— start Dataset rows —

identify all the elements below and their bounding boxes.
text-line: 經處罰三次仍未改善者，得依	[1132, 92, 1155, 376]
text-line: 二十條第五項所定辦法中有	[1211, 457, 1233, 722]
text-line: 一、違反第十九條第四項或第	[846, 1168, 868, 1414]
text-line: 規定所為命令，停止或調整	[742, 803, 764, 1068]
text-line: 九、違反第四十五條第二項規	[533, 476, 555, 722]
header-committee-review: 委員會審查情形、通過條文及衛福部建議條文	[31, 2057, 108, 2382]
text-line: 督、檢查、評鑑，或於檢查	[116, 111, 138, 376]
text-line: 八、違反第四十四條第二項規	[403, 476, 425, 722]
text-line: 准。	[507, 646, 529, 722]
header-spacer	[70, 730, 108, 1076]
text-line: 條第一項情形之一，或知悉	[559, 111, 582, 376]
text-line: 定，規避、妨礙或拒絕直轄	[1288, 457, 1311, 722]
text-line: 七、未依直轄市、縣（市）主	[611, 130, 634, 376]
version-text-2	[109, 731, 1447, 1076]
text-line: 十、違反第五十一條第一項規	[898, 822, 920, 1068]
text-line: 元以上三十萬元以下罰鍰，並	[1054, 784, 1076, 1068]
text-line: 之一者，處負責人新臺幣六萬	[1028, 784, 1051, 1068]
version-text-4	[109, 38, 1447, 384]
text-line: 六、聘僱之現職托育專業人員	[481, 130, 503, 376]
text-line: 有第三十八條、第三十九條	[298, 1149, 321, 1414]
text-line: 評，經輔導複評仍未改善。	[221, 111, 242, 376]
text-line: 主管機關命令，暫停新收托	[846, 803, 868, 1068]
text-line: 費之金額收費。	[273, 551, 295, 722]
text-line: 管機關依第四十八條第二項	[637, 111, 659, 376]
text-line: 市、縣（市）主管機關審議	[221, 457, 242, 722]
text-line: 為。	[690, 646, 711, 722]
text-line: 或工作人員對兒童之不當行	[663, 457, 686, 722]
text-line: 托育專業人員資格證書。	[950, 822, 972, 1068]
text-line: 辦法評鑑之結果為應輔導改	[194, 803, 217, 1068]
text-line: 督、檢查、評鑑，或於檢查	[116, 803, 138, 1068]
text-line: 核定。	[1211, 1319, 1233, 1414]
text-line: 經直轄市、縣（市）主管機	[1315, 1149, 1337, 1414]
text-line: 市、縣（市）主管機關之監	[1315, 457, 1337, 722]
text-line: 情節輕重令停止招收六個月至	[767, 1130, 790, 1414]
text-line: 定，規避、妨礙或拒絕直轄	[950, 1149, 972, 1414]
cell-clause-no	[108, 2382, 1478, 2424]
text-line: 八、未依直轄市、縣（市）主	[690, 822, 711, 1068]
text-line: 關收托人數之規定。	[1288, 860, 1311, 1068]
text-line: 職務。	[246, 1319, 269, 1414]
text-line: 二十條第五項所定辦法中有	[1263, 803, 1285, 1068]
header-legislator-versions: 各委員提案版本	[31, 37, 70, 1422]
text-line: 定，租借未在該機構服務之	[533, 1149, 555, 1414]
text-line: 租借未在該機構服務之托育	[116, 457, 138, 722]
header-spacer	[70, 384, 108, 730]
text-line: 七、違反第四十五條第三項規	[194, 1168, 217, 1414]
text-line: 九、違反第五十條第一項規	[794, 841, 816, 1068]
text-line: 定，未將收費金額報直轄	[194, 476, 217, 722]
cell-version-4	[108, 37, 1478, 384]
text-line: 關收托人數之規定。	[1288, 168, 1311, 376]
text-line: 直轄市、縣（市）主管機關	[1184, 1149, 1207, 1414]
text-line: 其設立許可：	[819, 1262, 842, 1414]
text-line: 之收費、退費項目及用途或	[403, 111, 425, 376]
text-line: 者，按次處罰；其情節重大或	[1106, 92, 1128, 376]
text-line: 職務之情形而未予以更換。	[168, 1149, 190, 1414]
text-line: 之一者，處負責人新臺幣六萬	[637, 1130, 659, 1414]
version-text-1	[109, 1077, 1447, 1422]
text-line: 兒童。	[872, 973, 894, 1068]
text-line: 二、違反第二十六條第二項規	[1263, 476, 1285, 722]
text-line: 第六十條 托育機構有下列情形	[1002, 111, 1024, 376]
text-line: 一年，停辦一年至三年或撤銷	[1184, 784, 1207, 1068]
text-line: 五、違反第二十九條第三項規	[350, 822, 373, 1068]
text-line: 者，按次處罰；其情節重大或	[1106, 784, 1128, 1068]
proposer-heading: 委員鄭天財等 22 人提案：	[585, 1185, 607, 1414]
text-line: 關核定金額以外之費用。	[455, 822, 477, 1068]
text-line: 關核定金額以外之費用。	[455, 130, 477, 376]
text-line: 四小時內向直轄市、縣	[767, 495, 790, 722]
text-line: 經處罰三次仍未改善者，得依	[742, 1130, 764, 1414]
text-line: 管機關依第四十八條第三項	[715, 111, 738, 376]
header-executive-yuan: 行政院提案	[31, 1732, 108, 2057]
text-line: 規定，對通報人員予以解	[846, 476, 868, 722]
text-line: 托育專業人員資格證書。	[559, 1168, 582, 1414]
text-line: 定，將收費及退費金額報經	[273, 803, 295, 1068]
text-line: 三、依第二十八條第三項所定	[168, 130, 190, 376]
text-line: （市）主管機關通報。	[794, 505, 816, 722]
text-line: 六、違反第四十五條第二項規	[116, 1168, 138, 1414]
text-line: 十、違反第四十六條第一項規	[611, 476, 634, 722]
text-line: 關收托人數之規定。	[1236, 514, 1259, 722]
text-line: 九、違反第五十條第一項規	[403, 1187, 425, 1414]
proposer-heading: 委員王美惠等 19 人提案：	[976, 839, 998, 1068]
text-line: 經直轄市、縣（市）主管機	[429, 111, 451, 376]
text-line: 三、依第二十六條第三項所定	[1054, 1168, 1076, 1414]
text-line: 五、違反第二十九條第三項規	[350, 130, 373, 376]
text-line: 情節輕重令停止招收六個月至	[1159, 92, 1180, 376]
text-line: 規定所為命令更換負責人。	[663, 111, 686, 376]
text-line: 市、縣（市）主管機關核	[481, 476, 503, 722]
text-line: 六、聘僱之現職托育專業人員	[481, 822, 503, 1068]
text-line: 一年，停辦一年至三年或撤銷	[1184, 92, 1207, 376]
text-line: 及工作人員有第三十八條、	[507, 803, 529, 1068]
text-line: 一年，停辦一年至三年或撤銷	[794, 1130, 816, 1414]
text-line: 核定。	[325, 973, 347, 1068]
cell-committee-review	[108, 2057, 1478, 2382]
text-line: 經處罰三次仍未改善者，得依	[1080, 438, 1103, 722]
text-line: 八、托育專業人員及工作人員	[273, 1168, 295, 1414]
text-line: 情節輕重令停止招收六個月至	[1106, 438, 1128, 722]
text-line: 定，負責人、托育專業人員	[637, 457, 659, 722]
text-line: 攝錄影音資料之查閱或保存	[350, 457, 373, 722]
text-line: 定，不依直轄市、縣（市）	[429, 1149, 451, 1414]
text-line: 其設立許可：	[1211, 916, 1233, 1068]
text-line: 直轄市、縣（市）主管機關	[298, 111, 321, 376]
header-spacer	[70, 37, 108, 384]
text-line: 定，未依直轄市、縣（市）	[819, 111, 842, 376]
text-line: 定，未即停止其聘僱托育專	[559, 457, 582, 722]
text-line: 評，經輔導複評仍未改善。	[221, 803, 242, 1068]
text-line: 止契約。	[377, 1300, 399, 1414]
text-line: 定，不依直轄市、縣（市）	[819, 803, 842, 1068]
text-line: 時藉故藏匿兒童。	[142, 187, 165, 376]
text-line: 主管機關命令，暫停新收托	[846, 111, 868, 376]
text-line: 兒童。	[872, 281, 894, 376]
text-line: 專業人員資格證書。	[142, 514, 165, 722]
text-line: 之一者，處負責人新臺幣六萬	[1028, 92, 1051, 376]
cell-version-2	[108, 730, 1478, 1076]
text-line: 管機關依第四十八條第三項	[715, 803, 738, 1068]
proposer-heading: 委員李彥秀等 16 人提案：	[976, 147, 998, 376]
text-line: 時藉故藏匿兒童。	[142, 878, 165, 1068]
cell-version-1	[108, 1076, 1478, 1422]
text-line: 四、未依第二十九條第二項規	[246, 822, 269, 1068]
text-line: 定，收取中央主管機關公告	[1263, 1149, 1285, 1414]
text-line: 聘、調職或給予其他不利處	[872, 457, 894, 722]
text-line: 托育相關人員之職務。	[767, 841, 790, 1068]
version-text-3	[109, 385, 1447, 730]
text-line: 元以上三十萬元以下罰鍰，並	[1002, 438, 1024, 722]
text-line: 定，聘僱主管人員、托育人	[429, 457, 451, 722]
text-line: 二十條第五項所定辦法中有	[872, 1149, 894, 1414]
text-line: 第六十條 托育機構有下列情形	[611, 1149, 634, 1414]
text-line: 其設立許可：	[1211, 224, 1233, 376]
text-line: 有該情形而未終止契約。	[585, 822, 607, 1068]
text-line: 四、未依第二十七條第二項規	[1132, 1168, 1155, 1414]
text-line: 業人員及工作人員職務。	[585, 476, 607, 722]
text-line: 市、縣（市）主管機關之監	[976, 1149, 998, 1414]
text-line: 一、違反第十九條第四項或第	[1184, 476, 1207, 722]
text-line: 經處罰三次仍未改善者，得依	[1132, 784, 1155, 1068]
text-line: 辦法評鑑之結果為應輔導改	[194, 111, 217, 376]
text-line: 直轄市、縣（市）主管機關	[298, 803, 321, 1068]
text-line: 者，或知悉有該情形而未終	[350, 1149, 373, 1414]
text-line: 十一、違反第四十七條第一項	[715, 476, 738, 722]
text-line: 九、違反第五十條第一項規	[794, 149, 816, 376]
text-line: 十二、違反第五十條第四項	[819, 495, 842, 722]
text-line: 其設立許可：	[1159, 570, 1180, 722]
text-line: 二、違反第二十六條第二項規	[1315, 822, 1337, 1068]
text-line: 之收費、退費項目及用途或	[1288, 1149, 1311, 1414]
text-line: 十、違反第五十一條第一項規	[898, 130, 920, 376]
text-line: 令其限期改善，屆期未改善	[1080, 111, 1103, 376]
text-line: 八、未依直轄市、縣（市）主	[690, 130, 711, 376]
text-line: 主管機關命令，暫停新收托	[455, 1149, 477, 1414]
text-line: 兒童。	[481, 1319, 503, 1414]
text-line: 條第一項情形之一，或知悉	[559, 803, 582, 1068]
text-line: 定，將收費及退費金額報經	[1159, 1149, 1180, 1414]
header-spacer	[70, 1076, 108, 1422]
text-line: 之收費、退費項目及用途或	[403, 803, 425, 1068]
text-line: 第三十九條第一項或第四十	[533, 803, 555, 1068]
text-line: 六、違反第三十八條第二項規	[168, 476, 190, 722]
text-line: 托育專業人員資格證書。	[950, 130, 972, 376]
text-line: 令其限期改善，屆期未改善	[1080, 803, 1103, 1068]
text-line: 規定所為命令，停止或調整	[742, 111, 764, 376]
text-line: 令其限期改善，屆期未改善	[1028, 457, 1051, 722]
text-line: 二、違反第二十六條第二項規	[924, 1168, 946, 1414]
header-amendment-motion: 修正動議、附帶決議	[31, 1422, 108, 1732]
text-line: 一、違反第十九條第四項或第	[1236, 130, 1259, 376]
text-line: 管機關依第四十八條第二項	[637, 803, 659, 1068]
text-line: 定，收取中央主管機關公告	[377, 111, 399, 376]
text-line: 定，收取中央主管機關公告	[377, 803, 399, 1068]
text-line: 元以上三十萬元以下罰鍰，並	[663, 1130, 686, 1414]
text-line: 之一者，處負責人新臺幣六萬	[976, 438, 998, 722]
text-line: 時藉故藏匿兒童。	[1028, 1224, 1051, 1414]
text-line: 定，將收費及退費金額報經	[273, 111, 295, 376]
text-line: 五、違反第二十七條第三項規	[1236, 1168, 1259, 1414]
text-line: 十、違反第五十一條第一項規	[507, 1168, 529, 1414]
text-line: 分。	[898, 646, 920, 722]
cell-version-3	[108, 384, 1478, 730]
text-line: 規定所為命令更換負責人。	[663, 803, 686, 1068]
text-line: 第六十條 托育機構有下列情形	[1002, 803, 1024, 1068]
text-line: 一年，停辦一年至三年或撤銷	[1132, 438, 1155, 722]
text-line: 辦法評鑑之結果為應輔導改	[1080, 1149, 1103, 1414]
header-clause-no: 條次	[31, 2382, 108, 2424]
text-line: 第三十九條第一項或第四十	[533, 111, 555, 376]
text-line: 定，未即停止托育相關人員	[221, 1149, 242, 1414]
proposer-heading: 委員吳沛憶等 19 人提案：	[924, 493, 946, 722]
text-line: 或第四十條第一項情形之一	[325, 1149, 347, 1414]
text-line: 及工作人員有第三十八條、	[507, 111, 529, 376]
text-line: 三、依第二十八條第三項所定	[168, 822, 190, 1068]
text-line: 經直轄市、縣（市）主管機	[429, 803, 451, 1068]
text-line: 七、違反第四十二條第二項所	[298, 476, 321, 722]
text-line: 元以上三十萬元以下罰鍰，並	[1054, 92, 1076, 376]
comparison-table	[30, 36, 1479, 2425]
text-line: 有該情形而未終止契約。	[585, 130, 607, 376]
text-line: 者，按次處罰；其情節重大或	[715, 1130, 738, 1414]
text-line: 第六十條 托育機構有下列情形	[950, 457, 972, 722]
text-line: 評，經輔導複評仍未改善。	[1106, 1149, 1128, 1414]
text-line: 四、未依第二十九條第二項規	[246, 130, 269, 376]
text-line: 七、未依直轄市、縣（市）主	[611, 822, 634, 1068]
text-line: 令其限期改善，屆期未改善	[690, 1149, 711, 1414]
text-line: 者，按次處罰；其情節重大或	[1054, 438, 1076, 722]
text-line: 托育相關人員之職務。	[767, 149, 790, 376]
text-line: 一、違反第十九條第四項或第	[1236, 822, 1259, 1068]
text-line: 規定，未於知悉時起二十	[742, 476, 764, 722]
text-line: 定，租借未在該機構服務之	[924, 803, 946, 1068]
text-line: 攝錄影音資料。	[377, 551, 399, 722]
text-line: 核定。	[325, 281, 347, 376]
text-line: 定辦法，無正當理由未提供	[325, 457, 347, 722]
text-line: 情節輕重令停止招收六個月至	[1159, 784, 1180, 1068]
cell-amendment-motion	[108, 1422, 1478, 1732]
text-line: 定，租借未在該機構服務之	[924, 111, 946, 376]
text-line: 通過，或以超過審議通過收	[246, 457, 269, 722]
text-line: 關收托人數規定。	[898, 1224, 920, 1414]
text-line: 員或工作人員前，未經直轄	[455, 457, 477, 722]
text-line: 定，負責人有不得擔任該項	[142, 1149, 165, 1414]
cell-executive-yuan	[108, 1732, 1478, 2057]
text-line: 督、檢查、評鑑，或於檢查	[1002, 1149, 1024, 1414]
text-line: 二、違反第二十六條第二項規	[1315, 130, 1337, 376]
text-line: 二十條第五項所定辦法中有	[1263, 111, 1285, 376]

— end Dataset rows —

▶ Required work
Please render every line from the start of the items through the line holding "457, 138, 722]", inclusive, as a Markdown table with the columns No. and Line, numbering each row and leaving out blank lines.

▶ Output
| No. | Line |
|---|---|
| 1 | identify all the elements below and their bounding boxes. |
| 2 | text-line: 經處罰三次仍未改善者，得依	[1132, 92, 1155, 376] |
| 3 | text-line: 二十條第五項所定辦法中有	[1211, 457, 1233, 722] |
| 4 | text-line: 一、違反第十九條第四項或第	[846, 1168, 868, 1414] |
| 5 | text-line: 規定所為命令，停止或調整	[742, 803, 764, 1068] |
| 6 | text-line: 九、違反第四十五條第二項規	[533, 476, 555, 722] |
| 7 | header-committee-review: 委員會審查情形、通過條文及衛福部建議條文	[31, 2057, 108, 2382] |
| 8 | text-line: 督、檢查、評鑑，或於檢查	[116, 111, 138, 376] |
| 9 | text-line: 八、違反第四十四條第二項規	[403, 476, 425, 722] |
| 10 | text-line: 准。	[507, 646, 529, 722] |
| 11 | header-spacer	[70, 730, 108, 1076] |
| 12 | text-line: 條第一項情形之一，或知悉	[559, 111, 582, 376] |
| 13 | text-line: 定，規避、妨礙或拒絕直轄	[1288, 457, 1311, 722] |
| 14 | text-line: 七、未依直轄市、縣（市）主	[611, 130, 634, 376] |
| 15 | version-text-2	[109, 731, 1447, 1076] |
| 16 | text-line: 十、違反第五十一條第一項規	[898, 822, 920, 1068] |
| 17 | text-line: 元以上三十萬元以下罰鍰，並	[1054, 784, 1076, 1068] |
| 18 | text-line: 之一者，處負責人新臺幣六萬	[1028, 784, 1051, 1068] |
| 19 | version-text-4	[109, 38, 1447, 384] |
| 20 | text-line: 六、聘僱之現職托育專業人員	[481, 130, 503, 376] |
| 21 | text-line: 有第三十八條、第三十九條	[298, 1149, 321, 1414] |
| 22 | text-line: 評，經輔導複評仍未改善。	[221, 111, 242, 376] |
| 23 | text-line: 主管機關命令，暫停新收托	[846, 803, 868, 1068] |
| 24 | text-line: 費之金額收費。	[273, 551, 295, 722] |
| 25 | text-line: 管機關依第四十八條第二項	[637, 111, 659, 376] |
| 26 | text-line: 市、縣（市）主管機關審議	[221, 457, 242, 722] |
| 27 | text-line: 為。	[690, 646, 711, 722] |
| 28 | text-line: 或工作人員對兒童之不當行	[663, 457, 686, 722] |
| 29 | text-line: 托育專業人員資格證書。	[950, 822, 972, 1068] |
| 30 | text-line: 辦法評鑑之結果為應輔導改	[194, 803, 217, 1068] |
| 31 | text-line: 督、檢查、評鑑，或於檢查	[116, 803, 138, 1068] |
| 32 | text-line: 核定。	[1211, 1319, 1233, 1414] |
| 33 | text-line: 經直轄市、縣（市）主管機	[1315, 1149, 1337, 1414] |
| 34 | text-line: 市、縣（市）主管機關之監	[1315, 457, 1337, 722] |
| 35 | text-line: 情節輕重令停止招收六個月至	[767, 1130, 790, 1414] |
| 36 | text-line: 定，規避、妨礙或拒絕直轄	[950, 1149, 972, 1414] |
| 37 | cell-clause-no	[108, 2382, 1478, 2424] |
| 38 | text-line: 八、未依直轄市、縣（市）主	[690, 822, 711, 1068] |
| 39 | text-line: 關收托人數之規定。	[1288, 860, 1311, 1068] |
| 40 | text-line: 職務。	[246, 1319, 269, 1414] |
| 41 | text-line: 二十條第五項所定辦法中有	[1263, 803, 1285, 1068] |
| 42 | header-legislator-versions: 各委員提案版本	[31, 37, 70, 1422] |
| 43 | text-line: 定，租借未在該機構服務之	[533, 1149, 555, 1414] |
| 44 | text-line: 租借未在該機構服務之托育	[116, 457, 138, 722] |